## PROMPT
Gather from the material every line that contains the string "Open".

## MATERIAL SUPPLIED
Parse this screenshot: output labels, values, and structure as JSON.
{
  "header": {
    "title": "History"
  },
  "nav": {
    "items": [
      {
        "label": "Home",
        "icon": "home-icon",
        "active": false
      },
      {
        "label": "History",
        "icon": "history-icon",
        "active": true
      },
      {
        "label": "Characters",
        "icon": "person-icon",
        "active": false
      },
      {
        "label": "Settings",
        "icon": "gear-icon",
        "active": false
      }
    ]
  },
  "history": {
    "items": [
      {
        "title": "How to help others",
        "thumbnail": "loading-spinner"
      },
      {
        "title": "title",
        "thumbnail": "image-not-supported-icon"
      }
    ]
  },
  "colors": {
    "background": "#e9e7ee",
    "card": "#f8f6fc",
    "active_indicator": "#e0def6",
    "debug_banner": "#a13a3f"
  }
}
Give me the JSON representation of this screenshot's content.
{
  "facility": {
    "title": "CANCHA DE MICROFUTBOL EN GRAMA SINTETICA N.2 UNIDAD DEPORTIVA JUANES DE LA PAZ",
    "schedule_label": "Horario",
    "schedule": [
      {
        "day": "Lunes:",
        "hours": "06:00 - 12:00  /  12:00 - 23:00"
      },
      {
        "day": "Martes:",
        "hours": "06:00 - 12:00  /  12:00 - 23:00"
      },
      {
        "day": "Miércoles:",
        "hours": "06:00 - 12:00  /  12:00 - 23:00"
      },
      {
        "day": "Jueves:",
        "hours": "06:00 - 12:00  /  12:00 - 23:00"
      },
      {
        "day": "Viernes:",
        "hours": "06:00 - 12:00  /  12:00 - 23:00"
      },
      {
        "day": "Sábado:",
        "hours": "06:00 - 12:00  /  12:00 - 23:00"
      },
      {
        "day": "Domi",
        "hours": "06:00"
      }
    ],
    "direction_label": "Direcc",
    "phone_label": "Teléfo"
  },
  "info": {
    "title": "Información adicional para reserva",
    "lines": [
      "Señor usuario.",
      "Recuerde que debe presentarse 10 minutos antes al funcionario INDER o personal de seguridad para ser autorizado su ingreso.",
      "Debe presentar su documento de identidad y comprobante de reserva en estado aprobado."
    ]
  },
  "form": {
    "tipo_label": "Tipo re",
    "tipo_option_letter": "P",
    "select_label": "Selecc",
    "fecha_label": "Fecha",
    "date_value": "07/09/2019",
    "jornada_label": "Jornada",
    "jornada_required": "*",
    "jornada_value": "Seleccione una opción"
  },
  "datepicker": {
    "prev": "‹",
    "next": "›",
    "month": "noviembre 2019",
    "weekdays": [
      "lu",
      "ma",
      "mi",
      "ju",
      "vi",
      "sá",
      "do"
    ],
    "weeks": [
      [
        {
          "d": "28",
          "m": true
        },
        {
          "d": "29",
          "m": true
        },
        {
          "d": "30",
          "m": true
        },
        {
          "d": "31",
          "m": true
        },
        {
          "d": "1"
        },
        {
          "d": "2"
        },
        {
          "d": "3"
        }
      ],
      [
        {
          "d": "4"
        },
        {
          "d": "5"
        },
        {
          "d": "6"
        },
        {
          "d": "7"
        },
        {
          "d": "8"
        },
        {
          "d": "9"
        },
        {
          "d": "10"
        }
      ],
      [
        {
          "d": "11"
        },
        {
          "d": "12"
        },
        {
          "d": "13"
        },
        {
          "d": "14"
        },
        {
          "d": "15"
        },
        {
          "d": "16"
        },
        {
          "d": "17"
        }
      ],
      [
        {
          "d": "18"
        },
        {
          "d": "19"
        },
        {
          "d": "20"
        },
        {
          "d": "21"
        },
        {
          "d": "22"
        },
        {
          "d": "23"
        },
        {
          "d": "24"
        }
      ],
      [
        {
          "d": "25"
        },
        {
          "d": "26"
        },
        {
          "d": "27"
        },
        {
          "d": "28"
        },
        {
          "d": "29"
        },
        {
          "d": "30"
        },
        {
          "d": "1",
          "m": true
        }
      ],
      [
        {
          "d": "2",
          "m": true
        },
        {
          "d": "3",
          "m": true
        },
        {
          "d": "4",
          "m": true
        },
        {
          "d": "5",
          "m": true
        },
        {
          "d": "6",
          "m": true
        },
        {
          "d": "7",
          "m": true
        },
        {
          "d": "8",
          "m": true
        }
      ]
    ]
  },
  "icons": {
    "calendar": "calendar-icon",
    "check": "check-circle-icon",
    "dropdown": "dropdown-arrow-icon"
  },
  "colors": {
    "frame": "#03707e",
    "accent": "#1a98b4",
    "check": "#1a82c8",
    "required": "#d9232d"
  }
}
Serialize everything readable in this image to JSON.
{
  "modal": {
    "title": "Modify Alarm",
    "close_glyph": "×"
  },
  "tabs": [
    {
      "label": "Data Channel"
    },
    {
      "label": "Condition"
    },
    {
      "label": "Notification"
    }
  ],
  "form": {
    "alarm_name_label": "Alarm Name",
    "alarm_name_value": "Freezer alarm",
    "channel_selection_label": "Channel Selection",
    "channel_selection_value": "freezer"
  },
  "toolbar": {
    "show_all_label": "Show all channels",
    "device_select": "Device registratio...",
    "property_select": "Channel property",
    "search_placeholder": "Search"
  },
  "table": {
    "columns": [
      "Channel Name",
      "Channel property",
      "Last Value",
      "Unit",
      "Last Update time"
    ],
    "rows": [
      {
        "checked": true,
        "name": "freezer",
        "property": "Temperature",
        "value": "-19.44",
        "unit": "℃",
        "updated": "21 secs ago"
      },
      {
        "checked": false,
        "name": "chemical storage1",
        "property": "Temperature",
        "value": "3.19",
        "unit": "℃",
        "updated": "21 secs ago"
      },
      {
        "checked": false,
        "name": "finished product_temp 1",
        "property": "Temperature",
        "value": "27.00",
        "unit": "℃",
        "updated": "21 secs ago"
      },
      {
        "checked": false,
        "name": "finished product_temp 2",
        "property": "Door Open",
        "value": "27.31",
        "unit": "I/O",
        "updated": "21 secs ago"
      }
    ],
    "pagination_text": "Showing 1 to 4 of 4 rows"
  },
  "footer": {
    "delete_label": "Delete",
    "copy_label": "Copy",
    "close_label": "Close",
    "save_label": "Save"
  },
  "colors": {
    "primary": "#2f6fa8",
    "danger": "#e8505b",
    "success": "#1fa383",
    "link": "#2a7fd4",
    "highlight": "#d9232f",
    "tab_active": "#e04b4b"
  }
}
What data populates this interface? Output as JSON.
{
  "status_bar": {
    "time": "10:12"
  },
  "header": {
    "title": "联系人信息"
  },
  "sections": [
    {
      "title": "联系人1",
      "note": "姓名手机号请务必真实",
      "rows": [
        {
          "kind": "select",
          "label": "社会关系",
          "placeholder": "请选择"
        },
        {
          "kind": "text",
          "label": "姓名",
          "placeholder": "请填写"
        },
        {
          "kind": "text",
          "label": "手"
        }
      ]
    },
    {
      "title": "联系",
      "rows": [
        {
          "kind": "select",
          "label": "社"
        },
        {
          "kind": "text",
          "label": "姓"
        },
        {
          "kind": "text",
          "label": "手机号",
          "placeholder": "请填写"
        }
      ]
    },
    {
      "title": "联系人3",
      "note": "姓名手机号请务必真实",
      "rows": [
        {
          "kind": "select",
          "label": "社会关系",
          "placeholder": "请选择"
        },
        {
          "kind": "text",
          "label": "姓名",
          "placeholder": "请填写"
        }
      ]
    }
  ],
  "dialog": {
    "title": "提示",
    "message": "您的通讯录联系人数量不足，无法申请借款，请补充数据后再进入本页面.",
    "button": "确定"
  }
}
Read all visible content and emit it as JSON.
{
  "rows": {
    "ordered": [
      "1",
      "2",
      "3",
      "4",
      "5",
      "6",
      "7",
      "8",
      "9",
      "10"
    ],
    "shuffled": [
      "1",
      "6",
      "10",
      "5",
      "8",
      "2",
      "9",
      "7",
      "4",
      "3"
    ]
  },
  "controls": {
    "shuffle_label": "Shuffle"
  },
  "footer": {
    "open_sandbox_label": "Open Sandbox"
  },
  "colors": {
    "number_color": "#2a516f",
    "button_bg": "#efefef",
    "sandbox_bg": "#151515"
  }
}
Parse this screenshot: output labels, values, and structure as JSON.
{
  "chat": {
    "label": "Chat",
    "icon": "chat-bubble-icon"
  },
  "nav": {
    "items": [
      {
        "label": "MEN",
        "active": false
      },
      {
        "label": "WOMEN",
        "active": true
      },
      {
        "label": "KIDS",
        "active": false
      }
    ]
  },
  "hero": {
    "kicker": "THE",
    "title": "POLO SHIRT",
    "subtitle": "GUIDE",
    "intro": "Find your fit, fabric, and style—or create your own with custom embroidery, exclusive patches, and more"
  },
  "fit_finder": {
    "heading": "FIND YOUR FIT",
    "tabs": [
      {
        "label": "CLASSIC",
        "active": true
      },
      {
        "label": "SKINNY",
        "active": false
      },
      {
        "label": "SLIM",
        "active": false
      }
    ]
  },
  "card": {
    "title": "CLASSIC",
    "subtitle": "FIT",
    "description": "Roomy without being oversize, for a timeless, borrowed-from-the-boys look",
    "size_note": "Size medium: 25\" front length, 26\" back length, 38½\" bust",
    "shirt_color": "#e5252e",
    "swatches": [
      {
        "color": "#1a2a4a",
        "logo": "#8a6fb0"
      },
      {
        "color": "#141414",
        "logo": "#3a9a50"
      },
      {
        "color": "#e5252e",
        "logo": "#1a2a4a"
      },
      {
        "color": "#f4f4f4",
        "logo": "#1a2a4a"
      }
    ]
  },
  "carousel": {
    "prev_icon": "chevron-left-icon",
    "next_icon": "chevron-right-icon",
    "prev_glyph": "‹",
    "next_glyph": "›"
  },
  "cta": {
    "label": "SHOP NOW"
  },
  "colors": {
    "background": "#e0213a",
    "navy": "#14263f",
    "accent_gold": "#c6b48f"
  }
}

## FINAL ANSWER
        "property": "Door Open",
    "open_sandbox_label": "Open Sandbox"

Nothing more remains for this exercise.